■ EXERCISE GOAL
Using the records below, reproduce exactly the lines from the one containing "What's the underlying" through the end, and nothing more; skip the images.

>>>

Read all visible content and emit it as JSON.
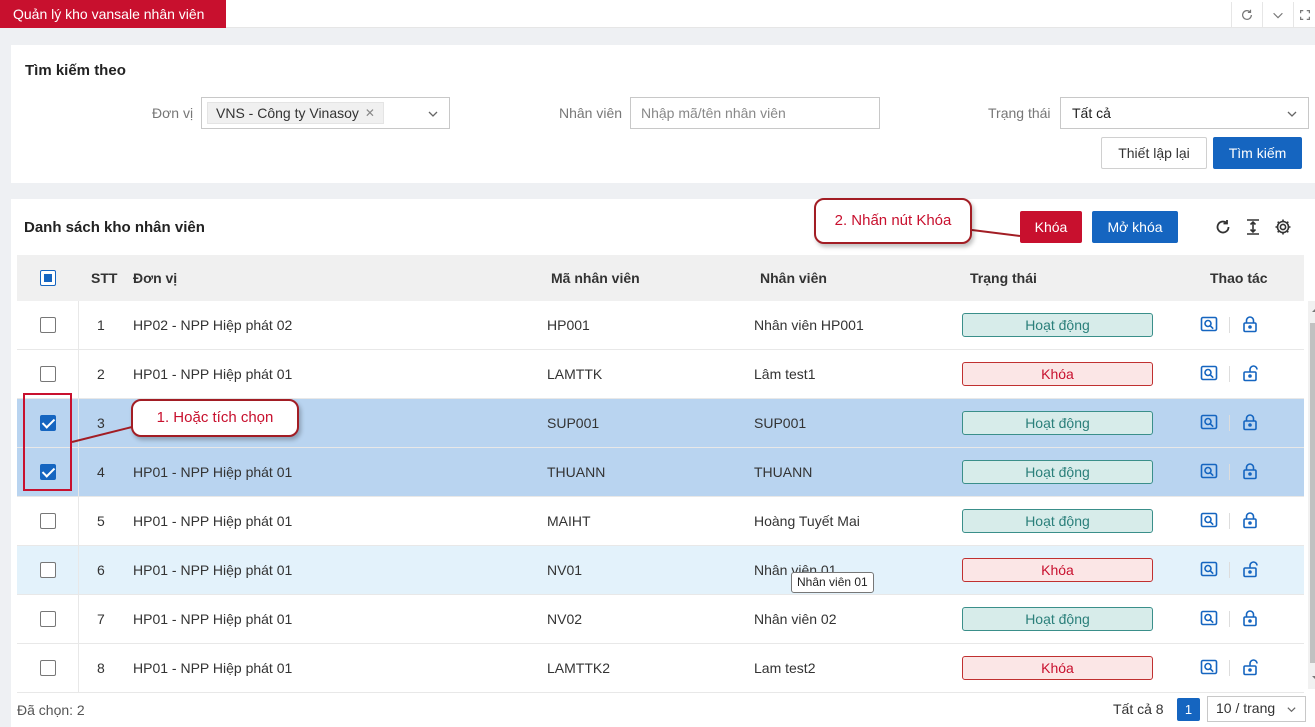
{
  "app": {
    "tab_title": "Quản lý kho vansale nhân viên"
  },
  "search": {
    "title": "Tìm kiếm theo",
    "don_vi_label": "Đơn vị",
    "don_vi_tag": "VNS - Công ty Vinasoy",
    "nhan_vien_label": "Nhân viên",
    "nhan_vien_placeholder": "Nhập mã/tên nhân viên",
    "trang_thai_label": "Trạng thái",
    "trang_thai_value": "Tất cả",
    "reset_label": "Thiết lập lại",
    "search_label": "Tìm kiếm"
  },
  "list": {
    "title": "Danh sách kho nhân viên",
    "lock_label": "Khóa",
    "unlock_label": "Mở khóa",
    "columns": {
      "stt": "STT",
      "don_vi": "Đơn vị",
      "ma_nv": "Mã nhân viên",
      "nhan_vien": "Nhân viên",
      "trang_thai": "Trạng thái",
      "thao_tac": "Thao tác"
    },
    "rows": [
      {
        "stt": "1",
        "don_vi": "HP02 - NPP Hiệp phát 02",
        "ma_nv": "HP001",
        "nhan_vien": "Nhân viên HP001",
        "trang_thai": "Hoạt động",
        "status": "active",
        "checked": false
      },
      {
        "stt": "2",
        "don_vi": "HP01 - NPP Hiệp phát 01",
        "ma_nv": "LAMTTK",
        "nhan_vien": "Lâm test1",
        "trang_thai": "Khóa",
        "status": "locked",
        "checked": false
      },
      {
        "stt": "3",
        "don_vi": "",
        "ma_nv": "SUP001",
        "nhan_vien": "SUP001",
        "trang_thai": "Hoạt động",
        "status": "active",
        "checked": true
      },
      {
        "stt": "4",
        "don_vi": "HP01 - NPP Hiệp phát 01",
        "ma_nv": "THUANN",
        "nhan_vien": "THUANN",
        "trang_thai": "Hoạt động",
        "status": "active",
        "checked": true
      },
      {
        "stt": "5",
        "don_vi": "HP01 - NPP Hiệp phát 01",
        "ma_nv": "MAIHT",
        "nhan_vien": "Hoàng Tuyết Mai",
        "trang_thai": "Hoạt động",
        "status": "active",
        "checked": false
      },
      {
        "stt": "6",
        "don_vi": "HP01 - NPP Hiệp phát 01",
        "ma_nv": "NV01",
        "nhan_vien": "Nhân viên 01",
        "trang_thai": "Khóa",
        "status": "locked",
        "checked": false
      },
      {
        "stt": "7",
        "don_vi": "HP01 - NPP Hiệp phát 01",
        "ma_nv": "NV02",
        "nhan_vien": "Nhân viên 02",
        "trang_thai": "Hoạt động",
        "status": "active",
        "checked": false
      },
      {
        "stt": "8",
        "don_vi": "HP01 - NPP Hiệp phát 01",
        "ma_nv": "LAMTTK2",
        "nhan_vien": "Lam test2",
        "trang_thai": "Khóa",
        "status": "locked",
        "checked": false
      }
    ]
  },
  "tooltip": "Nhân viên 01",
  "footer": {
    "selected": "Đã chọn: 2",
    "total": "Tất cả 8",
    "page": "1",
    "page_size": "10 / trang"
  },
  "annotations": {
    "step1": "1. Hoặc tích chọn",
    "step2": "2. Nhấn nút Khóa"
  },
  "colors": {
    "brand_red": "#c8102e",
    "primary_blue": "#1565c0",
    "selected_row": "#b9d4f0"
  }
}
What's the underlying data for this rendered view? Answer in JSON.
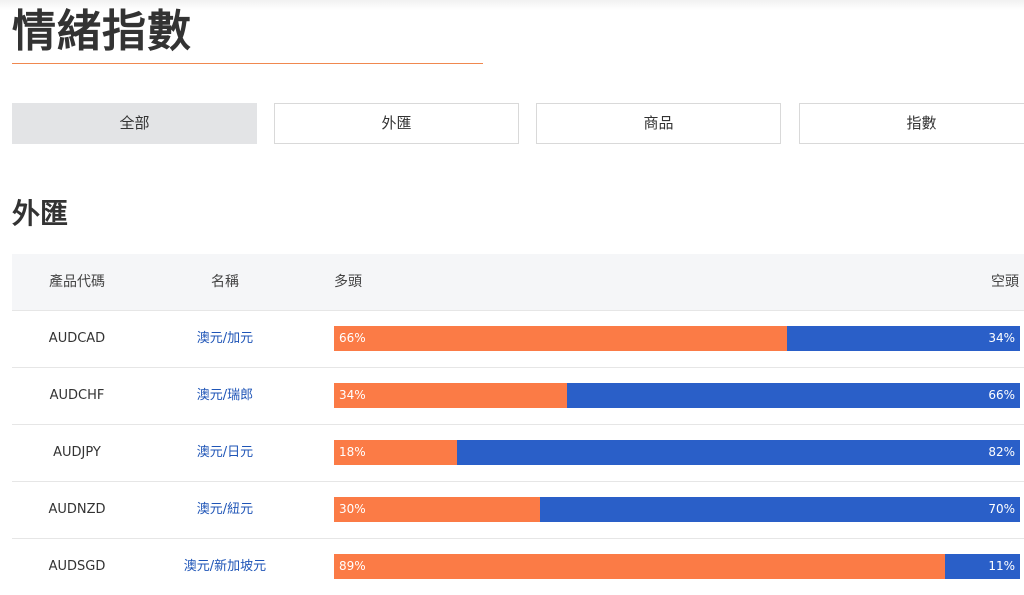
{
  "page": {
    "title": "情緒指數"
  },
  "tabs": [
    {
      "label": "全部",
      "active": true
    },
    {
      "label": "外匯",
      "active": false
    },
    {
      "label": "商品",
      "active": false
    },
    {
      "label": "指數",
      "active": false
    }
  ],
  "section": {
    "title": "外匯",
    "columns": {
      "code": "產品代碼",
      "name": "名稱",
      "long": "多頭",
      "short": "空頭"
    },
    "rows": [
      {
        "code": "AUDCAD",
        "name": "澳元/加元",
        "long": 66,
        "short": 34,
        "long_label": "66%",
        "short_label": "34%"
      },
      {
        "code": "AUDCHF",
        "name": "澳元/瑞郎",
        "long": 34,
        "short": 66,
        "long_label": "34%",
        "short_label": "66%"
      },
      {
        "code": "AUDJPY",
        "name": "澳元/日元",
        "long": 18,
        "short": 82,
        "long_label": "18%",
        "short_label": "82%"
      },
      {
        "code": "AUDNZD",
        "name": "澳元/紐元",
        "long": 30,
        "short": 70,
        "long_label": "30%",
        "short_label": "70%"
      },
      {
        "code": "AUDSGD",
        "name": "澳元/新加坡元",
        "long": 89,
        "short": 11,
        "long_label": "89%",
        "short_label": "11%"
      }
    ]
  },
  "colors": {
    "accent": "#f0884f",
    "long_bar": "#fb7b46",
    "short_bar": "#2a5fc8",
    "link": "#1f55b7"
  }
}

<<<

■ RESPONSE TO THIS TASK
What's the underlying data for this rendered view? Answer in JSON.
{
  "page": {
    "title": "情緒指數"
  },
  "tabs": [
    {
      "label": "全部",
      "active": true
    },
    {
      "label": "外匯",
      "active": false
    },
    {
      "label": "商品",
      "active": false
    },
    {
      "label": "指數",
      "active": false
    }
  ],
  "section": {
    "title": "外匯",
    "columns": {
      "code": "產品代碼",
      "name": "名稱",
      "long": "多頭",
      "short": "空頭"
    },
    "rows": [
      {
        "code": "AUDCAD",
        "name": "澳元/加元",
        "long": 66,
        "short": 34,
        "long_label": "66%",
        "short_label": "34%"
      },
      {
        "code": "AUDCHF",
        "name": "澳元/瑞郎",
        "long": 34,
        "short": 66,
        "long_label": "34%",
        "short_label": "66%"
      },
      {
        "code": "AUDJPY",
        "name": "澳元/日元",
        "long": 18,
        "short": 82,
        "long_label": "18%",
        "short_label": "82%"
      },
      {
        "code": "AUDNZD",
        "name": "澳元/紐元",
        "long": 30,
        "short": 70,
        "long_label": "30%",
        "short_label": "70%"
      },
      {
        "code": "AUDSGD",
        "name": "澳元/新加坡元",
        "long": 89,
        "short": 11,
        "long_label": "89%",
        "short_label": "11%"
      }
    ]
  },
  "colors": {
    "accent": "#f0884f",
    "long_bar": "#fb7b46",
    "short_bar": "#2a5fc8",
    "link": "#1f55b7"
  }
}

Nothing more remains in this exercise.